— begin —

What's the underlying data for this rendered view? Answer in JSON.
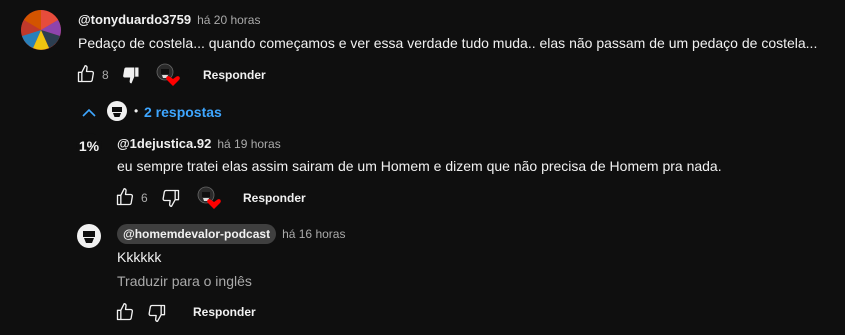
{
  "comment": {
    "author": "@tonyduardo3759",
    "time": "há 20 horas",
    "text": "Pedaço de costela... quando começamos e ver essa verdade tudo muda.. elas não passam de um pedaço de costela...",
    "likes": "8",
    "reply_label": "Responder",
    "replies_toggle": "2 respostas"
  },
  "replies": [
    {
      "avatar_text": "1%",
      "author": "@1dejustica.92",
      "time": "há 19 horas",
      "text": "eu sempre tratei elas assim sairam de um Homem e dizem que não precisa de Homem pra nada.",
      "likes": "6",
      "reply_label": "Responder"
    },
    {
      "author": "@homemdevalor-podcast",
      "time": "há 16 horas",
      "text": "Kkkkkk",
      "translate": "Traduzir para o inglês",
      "reply_label": "Responder"
    }
  ],
  "colors": {
    "background": "#0f0f0f",
    "link": "#3ea6ff",
    "heart": "#ff0000",
    "muted": "#aaaaaa"
  }
}
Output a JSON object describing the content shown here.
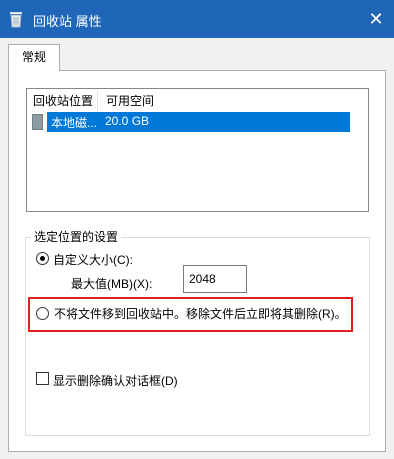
{
  "window": {
    "title": "回收站 属性",
    "close_glyph": "✕"
  },
  "tabs": [
    {
      "label": "常规"
    }
  ],
  "list": {
    "columns": [
      "回收站位置",
      "可用空间"
    ],
    "rows": [
      {
        "location": "本地磁...",
        "free_space": "20.0 GB",
        "selected": true
      }
    ]
  },
  "group": {
    "label": "选定位置的设置",
    "custom_size_label": "自定义大小(C):",
    "max_value_label": "最大值(MB)(X):",
    "max_value": "2048",
    "no_move_label": "不将文件移到回收站中。移除文件后立即将其删除(R)。",
    "custom_size_checked": true,
    "no_move_checked": false
  },
  "confirm_delete": {
    "label": "显示删除确认对话框(D)",
    "checked": false
  },
  "colors": {
    "titlebar": "#1f66b9",
    "selection": "#0078d7",
    "highlight_frame": "#e02020"
  }
}
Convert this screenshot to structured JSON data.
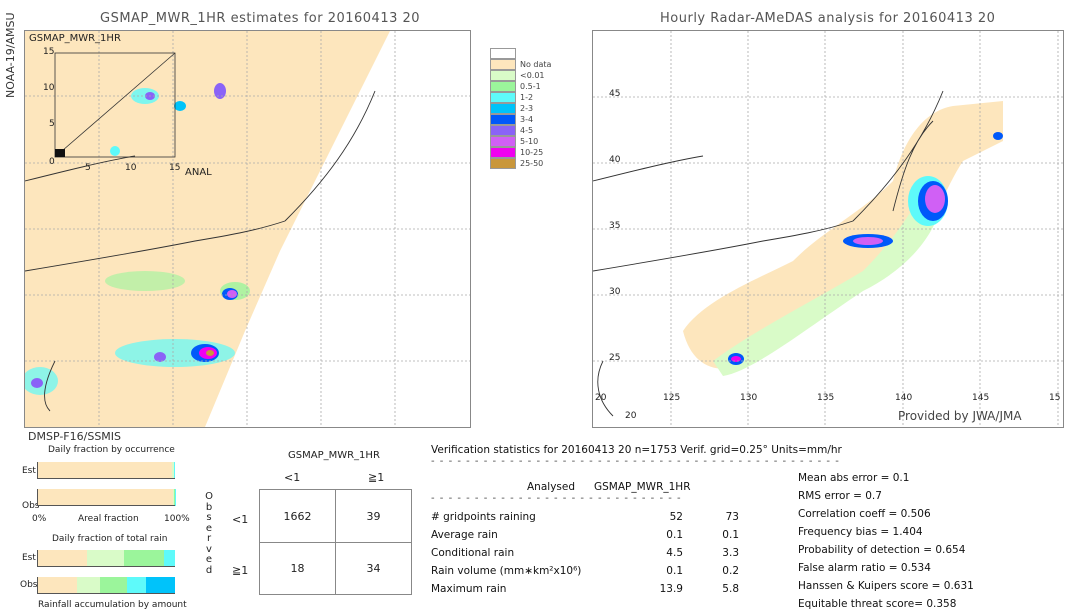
{
  "satellite_label": "NOAA-19/AMSU",
  "left_map": {
    "title": "GSMAP_MWR_1HR estimates for 20160413 20",
    "inset": {
      "title": "GSMAP_MWR_1HR",
      "x_label": "ANAL",
      "x_ticks": [
        "0",
        "5",
        "10",
        "15"
      ],
      "y_ticks": [
        "0",
        "5",
        "10",
        "15"
      ]
    }
  },
  "right_map": {
    "title": "Hourly Radar-AMeDAS analysis for 20160413 20",
    "lat_ticks": [
      "45",
      "40",
      "35",
      "30",
      "25",
      "20"
    ],
    "lon_ticks": [
      "125",
      "130",
      "135",
      "140",
      "145",
      "15"
    ],
    "corner_labels": [
      "20",
      "20"
    ],
    "credit": "Provided by JWA/JMA"
  },
  "legend": [
    {
      "label": "",
      "color": "#ffffff"
    },
    {
      "label": "No data",
      "color": "#fde6bd"
    },
    {
      "label": "<0.01",
      "color": "#d9fbc8"
    },
    {
      "label": "0.5-1",
      "color": "#9bf59b"
    },
    {
      "label": "1-2",
      "color": "#5efafa"
    },
    {
      "label": "2-3",
      "color": "#00c3fa"
    },
    {
      "label": "3-4",
      "color": "#0059fa"
    },
    {
      "label": "4-5",
      "color": "#8a63f7"
    },
    {
      "label": "5-10",
      "color": "#d060f5"
    },
    {
      "label": "10-25",
      "color": "#f000f0"
    },
    {
      "label": "25-50",
      "color": "#c9973b"
    }
  ],
  "occurrence": {
    "sensor": "DMSP-F16/SSMIS",
    "title": "Daily fraction by occurrence",
    "rows": [
      "Est",
      "Obs"
    ],
    "x_left": "0%",
    "x_mid": "Areal fraction",
    "x_right": "100%"
  },
  "total_rain": {
    "title": "Daily fraction of total rain",
    "rows": [
      "Est",
      "Obs"
    ],
    "footer": "Rainfall accumulation by amount"
  },
  "chart_data": [
    {
      "type": "bar",
      "title": "Daily fraction by occurrence",
      "orientation": "horizontal-stacked",
      "categories": [
        "Est",
        "Obs"
      ],
      "xlabel": "Areal fraction",
      "xlim": [
        0,
        100
      ],
      "series": [
        {
          "name": "No data",
          "color": "#fde6bd",
          "values": [
            98.0,
            98.6
          ]
        },
        {
          "name": "<0.01",
          "color": "#d9fbc8",
          "values": [
            1.0,
            0.7
          ]
        },
        {
          "name": "0.5-1",
          "color": "#9bf59b",
          "values": [
            0.6,
            0.4
          ]
        },
        {
          "name": "1-2",
          "color": "#5efafa",
          "values": [
            0.4,
            0.3
          ]
        }
      ]
    },
    {
      "type": "bar",
      "title": "Daily fraction of total rain",
      "orientation": "horizontal-stacked",
      "categories": [
        "Est",
        "Obs"
      ],
      "xlabel": "Rainfall accumulation by amount",
      "xlim": [
        0,
        100
      ],
      "series": [
        {
          "name": "<0.01",
          "color": "#fde6bd",
          "values": [
            36,
            29
          ]
        },
        {
          "name": "0.5-1",
          "color": "#d9fbc8",
          "values": [
            27,
            17
          ]
        },
        {
          "name": "1-2",
          "color": "#9bf59b",
          "values": [
            29,
            19
          ]
        },
        {
          "name": "2-3",
          "color": "#5efafa",
          "values": [
            8,
            14
          ]
        },
        {
          "name": "3-4",
          "color": "#00c3fa",
          "values": [
            0,
            21
          ]
        }
      ]
    },
    {
      "type": "table",
      "title": "GSMAP_MWR_1HR",
      "row_axis_label": "Observed",
      "columns": [
        "<1",
        "≧1"
      ],
      "rows": [
        "<1",
        "≧1"
      ],
      "values": [
        [
          1662,
          39
        ],
        [
          18,
          34
        ]
      ]
    }
  ],
  "contingency": {
    "title": "GSMAP_MWR_1HR",
    "row_axis_label": [
      "O",
      "b",
      "s",
      "e",
      "r",
      "v",
      "e",
      "d"
    ],
    "col_headers": [
      "<1",
      "≧1"
    ],
    "row_headers": [
      "<1",
      "≧1"
    ],
    "cells": [
      [
        "1662",
        "39"
      ],
      [
        "18",
        "34"
      ]
    ]
  },
  "verification": {
    "header": "Verification statistics for 20160413 20   n=1753   Verif. grid=0.25°   Units=mm/hr",
    "col_analysed": "Analysed",
    "col_estimate": "GSMAP_MWR_1HR",
    "rows": [
      {
        "label": "# gridpoints raining",
        "analysed": "52",
        "estimate": "73"
      },
      {
        "label": "Average rain",
        "analysed": "0.1",
        "estimate": "0.1"
      },
      {
        "label": "Conditional rain",
        "analysed": "4.5",
        "estimate": "3.3"
      },
      {
        "label": "Rain volume (mm∗km²x10⁶)",
        "analysed": "0.1",
        "estimate": "0.2"
      },
      {
        "label": "Maximum rain",
        "analysed": "13.9",
        "estimate": "5.8"
      }
    ],
    "scores": [
      "Mean abs error = 0.1",
      "RMS error = 0.7",
      "Correlation coeff = 0.506",
      "Frequency bias = 1.404",
      "Probability of detection = 0.654",
      "False alarm ratio = 0.534",
      "Hanssen & Kuipers score = 0.631",
      "Equitable threat score= 0.358"
    ]
  }
}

— end —

Note how many lines in the material hold the word "amount", and give that number with nothing added.

#### [Output below]
2